### EXERCISE A
Using the Maskwa Medical Centre text, answer these:
(i) Which company is the contractor for the building?
(ii) How many resident physicians graduate from the ground-floor clinic each year?
(iii) How much is Maskwa borrowing from ATB Financial to fund construction?
### EXERCISE B
In the Maskwa Medical Centre text, rewrite the stretch from "A specialist clinic" through "back that debt.", changing "walk-in clinic" to "drop-in clinic".

[TEXT EXCERPT — start]

For eight years Ken Drysdale has been trying to build a medical centre next to the Grande Prairie Regional Hospital. The building is finally going up.
The Maskwa Medical Centre is a three-storey, 100,000 square foot facility under construction on vacant land next to the Grande Prairie Regional Hospital. Clark Builders is the contractor. Total project cost: approximately $35 million. Target opening: 2026, with full construction completion expected into 2027. No patient user fees.
Maskwa is a registered non-profit charity operating on Treaty 8 Territory, traditional lands of First Nations and Métis people. It was founded in 2018 by Peace region residents with one goal: improve access to healthcare for people in northwestern Alberta without making them drive to Edmonton to get it.
The money to complete the build is what residents are being asked to weigh in on right now.
What is going inside, floor by floor
The ground floor is a 22,000 square foot academic teaching clinic in partnership with the University of Alberta's Faculty of Family Medicine and Northwestern Polytechnic. Twenty resident physicians train on site at any given time, with ten graduating per year. The clinic doubles as a walk-in clinic for the public. No user fees.

The number that makes this floor the most important part of the building: current research shows 70 to 75 percent of rural physician training graduates remain in rural communities. Training ten new family physicians per year in Grande Prairie means a meaningful number of those doctors stay in northwestern Alberta. That is the long-term physician shortage strategy built into the ground floor.

The third floor is a medical specialist clinic aimed at delivering a treatment plan within ten days of a referral. General internists and specialists assess complex cases collaboratively, with the ability to virtually bring in subspecialists for second and third opinions. Potential tenants confirmed as interested include a cardiology and stroke clinic, Indigenous healing centre, and mental health consultants.
The second floor is retail and support: pharmacy, medical supply outlet, daycare for hospital staff, restaurant, nutrition consultants, physiotherapy clinic, and a YMCA workout centre. The underground parkade brings the total footprint to 100,000 square feet.

The problem Maskwa is trying to solve
Northwestern Alberta has a significant physician shortage. The Grande Prairie Regional Hospital serves a catchment area of roughly 300,000 people across northwestern Alberta and northeastern BC and is the only Level 3 trauma centre in the region.
Patients who need specialist care are sometimes forced to book time off work, travel several hours to Edmonton, pay for accommodation, and navigate a city healthcare system that is not designed for them. That burden falls hardest on people who can least afford it.
"Hopefully Grande Prairie can be a collector of difficult cases in the northwest and solve that instead of people travelling to Edmonton," said Drysdale. "Everybody knows that early intervention saves money and lives."

A specialist clinic that delivers a treatment plan in ten days from a referral, next door to the main hospital, accessible without leaving the Peace region, is what Maskwa is building. The walk-in clinic on the ground floor reduces ER pressure before it reaches the hospital entirely.
The loan guarantee, explained simply
Maskwa is borrowing $23.35 million from ATB Financial to fund construction. ATB requires municipal guarantees to back that debt.
The City of Grande Prairie approved Loan Guarantee Bylaw C-1494 at its April 2, 2026 council meeting. The County of Grande Prairie is being asked to guarantee up to $5.84 million of the same loan. The MD of Greenview is considering a $5 million guarantee.

[TEXT EXCERPT — finish]
[RAW DATA — start]

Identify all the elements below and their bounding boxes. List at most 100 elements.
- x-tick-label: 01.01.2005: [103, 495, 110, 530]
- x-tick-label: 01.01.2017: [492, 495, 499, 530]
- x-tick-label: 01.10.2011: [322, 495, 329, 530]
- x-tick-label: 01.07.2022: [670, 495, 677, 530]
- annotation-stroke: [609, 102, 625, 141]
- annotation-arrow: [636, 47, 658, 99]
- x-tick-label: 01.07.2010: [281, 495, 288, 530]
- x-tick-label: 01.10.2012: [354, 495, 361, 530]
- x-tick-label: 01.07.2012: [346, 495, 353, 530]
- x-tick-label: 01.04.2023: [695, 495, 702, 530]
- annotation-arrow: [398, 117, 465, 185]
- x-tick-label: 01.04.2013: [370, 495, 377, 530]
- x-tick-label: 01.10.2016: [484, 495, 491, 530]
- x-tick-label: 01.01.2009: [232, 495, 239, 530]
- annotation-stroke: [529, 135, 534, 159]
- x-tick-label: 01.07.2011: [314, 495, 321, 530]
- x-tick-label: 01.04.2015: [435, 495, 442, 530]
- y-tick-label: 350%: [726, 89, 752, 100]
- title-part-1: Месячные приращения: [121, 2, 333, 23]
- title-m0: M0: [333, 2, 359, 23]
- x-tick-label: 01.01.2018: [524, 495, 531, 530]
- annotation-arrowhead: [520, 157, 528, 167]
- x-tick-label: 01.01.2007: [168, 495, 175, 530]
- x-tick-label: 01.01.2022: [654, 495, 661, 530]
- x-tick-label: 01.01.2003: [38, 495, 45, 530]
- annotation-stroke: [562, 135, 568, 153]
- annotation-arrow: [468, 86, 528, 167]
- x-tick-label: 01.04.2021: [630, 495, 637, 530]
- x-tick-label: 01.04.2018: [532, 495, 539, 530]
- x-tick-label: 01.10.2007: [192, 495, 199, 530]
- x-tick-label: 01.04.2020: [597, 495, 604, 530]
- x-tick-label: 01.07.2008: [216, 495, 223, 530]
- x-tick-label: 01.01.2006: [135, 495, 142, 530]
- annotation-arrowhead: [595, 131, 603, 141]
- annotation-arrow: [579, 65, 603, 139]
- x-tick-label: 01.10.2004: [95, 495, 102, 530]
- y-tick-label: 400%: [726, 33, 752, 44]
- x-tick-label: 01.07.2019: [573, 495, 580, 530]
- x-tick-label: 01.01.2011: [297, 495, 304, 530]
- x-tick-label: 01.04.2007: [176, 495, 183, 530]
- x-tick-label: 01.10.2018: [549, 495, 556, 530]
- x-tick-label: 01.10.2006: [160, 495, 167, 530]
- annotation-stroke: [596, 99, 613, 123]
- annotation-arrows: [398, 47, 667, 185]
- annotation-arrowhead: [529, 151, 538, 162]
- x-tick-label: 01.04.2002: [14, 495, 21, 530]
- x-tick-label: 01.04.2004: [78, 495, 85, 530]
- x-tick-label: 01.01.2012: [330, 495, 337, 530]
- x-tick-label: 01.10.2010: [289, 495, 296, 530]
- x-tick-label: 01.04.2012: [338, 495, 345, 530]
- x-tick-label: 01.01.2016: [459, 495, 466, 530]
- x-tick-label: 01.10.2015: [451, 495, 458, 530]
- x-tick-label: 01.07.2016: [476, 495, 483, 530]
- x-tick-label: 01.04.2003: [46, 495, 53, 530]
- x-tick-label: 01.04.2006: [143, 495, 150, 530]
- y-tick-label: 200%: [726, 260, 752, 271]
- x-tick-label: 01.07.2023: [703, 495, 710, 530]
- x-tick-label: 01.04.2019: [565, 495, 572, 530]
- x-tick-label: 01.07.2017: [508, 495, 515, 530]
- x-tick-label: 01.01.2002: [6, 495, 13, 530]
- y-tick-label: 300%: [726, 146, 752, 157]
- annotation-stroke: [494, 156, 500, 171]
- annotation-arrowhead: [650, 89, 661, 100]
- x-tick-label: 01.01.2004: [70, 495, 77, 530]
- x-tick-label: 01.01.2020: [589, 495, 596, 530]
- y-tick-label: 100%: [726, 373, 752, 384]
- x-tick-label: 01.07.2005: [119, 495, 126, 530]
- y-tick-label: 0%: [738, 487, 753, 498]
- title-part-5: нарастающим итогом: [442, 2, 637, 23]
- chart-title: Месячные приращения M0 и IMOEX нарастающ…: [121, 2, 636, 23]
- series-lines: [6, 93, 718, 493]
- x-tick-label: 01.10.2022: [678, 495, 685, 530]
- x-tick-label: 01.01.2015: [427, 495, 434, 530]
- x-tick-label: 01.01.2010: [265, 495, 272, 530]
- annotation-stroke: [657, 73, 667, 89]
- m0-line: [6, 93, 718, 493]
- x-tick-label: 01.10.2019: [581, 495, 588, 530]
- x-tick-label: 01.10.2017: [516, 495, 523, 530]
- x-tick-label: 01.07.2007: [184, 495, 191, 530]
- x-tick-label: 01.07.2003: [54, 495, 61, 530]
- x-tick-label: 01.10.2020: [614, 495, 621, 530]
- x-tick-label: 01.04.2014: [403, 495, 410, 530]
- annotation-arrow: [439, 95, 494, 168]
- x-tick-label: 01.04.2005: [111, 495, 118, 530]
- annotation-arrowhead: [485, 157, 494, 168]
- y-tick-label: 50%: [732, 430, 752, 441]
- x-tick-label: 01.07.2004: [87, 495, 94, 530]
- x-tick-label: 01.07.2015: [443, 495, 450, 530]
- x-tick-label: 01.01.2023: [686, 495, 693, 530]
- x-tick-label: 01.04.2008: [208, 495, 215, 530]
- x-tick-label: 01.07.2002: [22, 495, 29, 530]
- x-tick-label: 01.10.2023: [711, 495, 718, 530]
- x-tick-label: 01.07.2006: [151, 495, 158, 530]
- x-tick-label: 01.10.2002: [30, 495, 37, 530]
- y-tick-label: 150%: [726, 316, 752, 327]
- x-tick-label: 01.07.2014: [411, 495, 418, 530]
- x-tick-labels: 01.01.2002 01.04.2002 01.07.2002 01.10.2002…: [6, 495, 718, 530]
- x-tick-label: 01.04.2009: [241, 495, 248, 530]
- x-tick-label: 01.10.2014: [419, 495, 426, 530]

[RAW DATA — finish]

### EXERCISE SOLUTION A
(i) Clark Builders
(ii) Ten
(iii) $23.35 million

### EXERCISE SOLUTION B
A specialist clinic that delivers a treatment plan in ten days from a referral, next door to the main hospital, accessible without leaving the Peace region, is what Maskwa is building. The drop-in clinic on the ground floor reduces ER pressure before it reaches the hospital entirely.
The loan guarantee, explained simply
Maskwa is borrowing $23.35 million from ATB Financial to fund construction. ATB requires municipal guarantees to back that debt.